(Dataset items)

>> Begin

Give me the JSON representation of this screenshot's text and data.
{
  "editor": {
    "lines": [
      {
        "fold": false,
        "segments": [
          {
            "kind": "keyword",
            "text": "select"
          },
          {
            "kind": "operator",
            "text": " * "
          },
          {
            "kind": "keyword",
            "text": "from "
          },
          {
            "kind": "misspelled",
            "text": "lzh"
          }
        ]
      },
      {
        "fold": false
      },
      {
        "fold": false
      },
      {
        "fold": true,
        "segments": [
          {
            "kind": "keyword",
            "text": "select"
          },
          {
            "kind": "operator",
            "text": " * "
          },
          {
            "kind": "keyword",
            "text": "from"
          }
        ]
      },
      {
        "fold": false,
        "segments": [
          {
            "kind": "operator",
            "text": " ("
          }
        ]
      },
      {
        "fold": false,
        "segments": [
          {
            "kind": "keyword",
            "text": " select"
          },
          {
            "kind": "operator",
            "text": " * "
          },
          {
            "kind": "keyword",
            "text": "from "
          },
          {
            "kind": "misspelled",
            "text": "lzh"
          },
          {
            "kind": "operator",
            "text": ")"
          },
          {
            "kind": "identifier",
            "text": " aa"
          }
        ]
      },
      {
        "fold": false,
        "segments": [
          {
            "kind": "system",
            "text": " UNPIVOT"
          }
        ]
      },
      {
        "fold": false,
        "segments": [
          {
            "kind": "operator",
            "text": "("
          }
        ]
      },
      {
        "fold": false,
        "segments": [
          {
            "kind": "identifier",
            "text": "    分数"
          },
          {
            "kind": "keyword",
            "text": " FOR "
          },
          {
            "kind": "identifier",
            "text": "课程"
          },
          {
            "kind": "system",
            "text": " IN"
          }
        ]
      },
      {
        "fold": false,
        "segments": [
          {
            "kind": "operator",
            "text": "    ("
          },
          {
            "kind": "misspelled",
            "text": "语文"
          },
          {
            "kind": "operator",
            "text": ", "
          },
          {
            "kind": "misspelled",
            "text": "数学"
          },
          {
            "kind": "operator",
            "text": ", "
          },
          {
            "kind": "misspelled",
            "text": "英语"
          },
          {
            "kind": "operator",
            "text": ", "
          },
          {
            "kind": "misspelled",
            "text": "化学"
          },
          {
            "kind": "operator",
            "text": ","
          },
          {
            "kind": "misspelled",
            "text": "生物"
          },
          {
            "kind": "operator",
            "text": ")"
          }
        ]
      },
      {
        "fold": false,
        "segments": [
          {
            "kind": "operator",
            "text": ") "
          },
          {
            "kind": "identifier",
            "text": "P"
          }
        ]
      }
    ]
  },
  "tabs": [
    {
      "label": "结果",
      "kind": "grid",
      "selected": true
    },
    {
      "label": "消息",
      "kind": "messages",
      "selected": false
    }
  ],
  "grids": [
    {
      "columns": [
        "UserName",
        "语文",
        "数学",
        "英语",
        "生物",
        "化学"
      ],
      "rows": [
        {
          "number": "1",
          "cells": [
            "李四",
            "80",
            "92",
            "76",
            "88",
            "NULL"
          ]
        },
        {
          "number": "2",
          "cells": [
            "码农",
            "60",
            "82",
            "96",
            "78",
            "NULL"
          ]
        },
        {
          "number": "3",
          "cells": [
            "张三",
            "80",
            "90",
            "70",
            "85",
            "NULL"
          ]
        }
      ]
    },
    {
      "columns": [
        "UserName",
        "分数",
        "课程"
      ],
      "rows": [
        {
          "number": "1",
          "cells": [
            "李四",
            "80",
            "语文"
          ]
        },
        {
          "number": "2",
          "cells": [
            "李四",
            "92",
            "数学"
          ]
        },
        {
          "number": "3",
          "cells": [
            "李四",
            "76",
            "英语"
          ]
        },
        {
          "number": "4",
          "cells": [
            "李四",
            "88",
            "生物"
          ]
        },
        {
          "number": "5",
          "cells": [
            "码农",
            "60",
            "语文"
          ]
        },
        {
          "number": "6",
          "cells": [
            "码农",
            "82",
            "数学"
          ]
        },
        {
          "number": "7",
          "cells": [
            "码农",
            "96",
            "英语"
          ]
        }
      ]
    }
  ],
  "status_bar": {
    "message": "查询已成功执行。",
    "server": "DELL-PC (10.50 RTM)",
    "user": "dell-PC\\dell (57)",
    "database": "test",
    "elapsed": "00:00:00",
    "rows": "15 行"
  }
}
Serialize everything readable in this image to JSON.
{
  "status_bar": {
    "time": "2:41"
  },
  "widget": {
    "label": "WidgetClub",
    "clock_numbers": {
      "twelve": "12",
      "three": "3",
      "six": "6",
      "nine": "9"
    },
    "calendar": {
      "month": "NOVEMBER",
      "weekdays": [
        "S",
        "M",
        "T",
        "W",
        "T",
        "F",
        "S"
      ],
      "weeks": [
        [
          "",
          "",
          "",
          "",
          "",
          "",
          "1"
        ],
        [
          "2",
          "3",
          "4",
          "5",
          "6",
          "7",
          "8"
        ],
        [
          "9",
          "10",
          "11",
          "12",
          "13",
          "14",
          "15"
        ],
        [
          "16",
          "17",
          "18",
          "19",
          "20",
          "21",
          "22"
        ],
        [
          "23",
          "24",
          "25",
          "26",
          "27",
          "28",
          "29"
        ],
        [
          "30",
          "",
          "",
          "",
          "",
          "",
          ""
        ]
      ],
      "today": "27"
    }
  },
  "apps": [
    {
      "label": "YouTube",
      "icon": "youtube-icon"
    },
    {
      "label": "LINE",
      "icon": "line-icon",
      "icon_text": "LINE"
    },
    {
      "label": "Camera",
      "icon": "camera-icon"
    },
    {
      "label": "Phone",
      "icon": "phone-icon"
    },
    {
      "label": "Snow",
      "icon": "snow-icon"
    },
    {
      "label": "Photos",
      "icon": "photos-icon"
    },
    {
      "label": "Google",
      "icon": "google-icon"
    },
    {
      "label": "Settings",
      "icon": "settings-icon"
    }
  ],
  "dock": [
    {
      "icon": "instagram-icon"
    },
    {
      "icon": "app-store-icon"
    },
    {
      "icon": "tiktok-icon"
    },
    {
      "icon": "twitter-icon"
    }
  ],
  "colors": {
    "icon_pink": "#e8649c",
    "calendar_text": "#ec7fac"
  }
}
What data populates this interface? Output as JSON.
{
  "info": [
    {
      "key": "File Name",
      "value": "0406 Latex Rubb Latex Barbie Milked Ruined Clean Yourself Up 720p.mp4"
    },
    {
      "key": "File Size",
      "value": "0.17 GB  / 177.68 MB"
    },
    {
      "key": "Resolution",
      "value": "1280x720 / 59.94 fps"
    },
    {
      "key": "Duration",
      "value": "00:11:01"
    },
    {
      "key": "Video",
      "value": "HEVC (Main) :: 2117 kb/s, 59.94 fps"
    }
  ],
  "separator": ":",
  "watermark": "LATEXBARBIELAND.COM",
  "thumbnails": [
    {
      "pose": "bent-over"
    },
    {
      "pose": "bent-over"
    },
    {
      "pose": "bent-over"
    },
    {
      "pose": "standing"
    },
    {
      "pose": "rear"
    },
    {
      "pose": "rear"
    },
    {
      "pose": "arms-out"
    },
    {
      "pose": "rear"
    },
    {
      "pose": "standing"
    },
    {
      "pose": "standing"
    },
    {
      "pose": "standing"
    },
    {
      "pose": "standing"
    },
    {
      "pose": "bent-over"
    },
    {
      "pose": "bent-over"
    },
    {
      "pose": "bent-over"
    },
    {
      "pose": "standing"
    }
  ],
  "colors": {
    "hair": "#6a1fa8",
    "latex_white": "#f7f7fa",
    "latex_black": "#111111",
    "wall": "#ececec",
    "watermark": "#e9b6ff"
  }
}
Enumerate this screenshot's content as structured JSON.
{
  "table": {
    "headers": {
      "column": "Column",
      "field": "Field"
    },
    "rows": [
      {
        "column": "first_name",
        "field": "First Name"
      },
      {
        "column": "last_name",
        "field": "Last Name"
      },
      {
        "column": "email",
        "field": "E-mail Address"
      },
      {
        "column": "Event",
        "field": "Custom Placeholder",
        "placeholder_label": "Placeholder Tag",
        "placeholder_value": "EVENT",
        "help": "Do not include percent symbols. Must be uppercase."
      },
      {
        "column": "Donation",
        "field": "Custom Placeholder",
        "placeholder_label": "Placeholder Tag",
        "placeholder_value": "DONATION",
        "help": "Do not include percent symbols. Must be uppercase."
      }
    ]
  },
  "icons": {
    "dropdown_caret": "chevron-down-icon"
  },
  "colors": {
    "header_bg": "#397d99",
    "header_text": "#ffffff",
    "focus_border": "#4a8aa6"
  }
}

>> End

■ Short exercise ■
Retype exactly, please, each line from the line that contains "Enumerate this screenshot's" through the last line of the entries above, with nothing added.

■ Response to the task ■
Enumerate this screenshot's content as structured JSON.
{
  "table": {
    "headers": {
      "column": "Column",
      "field": "Field"
    },
    "rows": [
      {
        "column": "first_name",
        "field": "First Name"
      },
      {
        "column": "last_name",
        "field": "Last Name"
      },
      {
        "column": "email",
        "field": "E-mail Address"
      },
      {
        "column": "Event",
        "field": "Custom Placeholder",
        "placeholder_label": "Placeholder Tag",
        "placeholder_value": "EVENT",
        "help": "Do not include percent symbols. Must be uppercase."
      },
      {
        "column": "Donation",
        "field": "Custom Placeholder",
        "placeholder_label": "Placeholder Tag",
        "placeholder_value": "DONATION",
        "help": "Do not include percent symbols. Must be uppercase."
      }
    ]
  },
  "icons": {
    "dropdown_caret": "chevron-down-icon"
  },
  "colors": {
    "header_bg": "#397d99",
    "header_text": "#ffffff",
    "focus_border": "#4a8aa6"
  }
}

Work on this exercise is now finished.